What to work on: Write out all the data again, exactly as it stands.

** START Input records **

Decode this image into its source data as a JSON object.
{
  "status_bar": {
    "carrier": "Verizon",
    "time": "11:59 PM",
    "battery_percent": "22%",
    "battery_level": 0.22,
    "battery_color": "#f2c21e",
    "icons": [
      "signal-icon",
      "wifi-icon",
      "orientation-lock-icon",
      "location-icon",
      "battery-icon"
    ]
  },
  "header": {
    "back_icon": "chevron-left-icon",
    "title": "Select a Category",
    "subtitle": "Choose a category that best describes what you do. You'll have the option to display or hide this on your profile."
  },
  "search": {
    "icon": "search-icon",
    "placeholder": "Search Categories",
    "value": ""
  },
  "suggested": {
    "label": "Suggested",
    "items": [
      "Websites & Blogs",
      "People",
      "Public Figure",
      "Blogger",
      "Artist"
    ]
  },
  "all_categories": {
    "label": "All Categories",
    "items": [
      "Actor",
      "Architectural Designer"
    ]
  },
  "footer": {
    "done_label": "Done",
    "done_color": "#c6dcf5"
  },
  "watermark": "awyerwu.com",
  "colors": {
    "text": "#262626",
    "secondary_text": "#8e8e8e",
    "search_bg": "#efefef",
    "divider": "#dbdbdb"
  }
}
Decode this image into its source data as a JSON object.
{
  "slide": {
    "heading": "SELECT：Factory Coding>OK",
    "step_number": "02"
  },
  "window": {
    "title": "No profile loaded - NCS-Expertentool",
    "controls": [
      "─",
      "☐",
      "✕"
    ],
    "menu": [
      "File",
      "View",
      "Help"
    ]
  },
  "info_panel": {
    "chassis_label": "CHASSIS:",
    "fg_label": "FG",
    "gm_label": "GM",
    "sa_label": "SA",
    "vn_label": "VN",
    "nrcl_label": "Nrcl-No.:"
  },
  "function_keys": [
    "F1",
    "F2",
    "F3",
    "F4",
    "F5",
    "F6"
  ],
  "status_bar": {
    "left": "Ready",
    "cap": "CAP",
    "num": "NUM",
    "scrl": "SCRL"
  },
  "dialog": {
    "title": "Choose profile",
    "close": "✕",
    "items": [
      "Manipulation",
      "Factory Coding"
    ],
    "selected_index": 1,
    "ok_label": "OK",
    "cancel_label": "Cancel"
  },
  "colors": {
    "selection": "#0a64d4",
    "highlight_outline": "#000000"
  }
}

** END Input records **

Final result:
Decode this image into its source data as a JSON object.
{
  "status_bar": {
    "carrier": "Verizon",
    "time": "11:59 PM",
    "battery_percent": "22%",
    "battery_level": 0.22,
    "battery_color": "#f2c21e",
    "icons": [
      "signal-icon",
      "wifi-icon",
      "orientation-lock-icon",
      "location-icon",
      "battery-icon"
    ]
  },
  "header": {
    "back_icon": "chevron-left-icon",
    "title": "Select a Category",
    "subtitle": "Choose a category that best describes what you do. You'll have the option to display or hide this on your profile."
  },
  "search": {
    "icon": "search-icon",
    "placeholder": "Search Categories",
    "value": ""
  },
  "suggested": {
    "label": "Suggested",
    "items": [
      "Websites & Blogs",
      "People",
      "Public Figure",
      "Blogger",
      "Artist"
    ]
  },
  "all_categories": {
    "label": "All Categories",
    "items": [
      "Actor",
      "Architectural Designer"
    ]
  },
  "footer": {
    "done_label": "Done",
    "done_color": "#c6dcf5"
  },
  "watermark": "awyerwu.com",
  "colors": {
    "text": "#262626",
    "secondary_text": "#8e8e8e",
    "search_bg": "#efefef",
    "divider": "#dbdbdb"
  }
}
Decode this image into its source data as a JSON object.
{
  "slide": {
    "heading": "SELECT：Factory Coding>OK",
    "step_number": "02"
  },
  "window": {
    "title": "No profile loaded - NCS-Expertentool",
    "controls": [
      "─",
      "☐",
      "✕"
    ],
    "menu": [
      "File",
      "View",
      "Help"
    ]
  },
  "info_panel": {
    "chassis_label": "CHASSIS:",
    "fg_label": "FG",
    "gm_label": "GM",
    "sa_label": "SA",
    "vn_label": "VN",
    "nrcl_label": "Nrcl-No.:"
  },
  "function_keys": [
    "F1",
    "F2",
    "F3",
    "F4",
    "F5",
    "F6"
  ],
  "status_bar": {
    "left": "Ready",
    "cap": "CAP",
    "num": "NUM",
    "scrl": "SCRL"
  },
  "dialog": {
    "title": "Choose profile",
    "close": "✕",
    "items": [
      "Manipulation",
      "Factory Coding"
    ],
    "selected_index": 1,
    "ok_label": "OK",
    "cancel_label": "Cancel"
  },
  "colors": {
    "selection": "#0a64d4",
    "highlight_outline": "#000000"
  }
}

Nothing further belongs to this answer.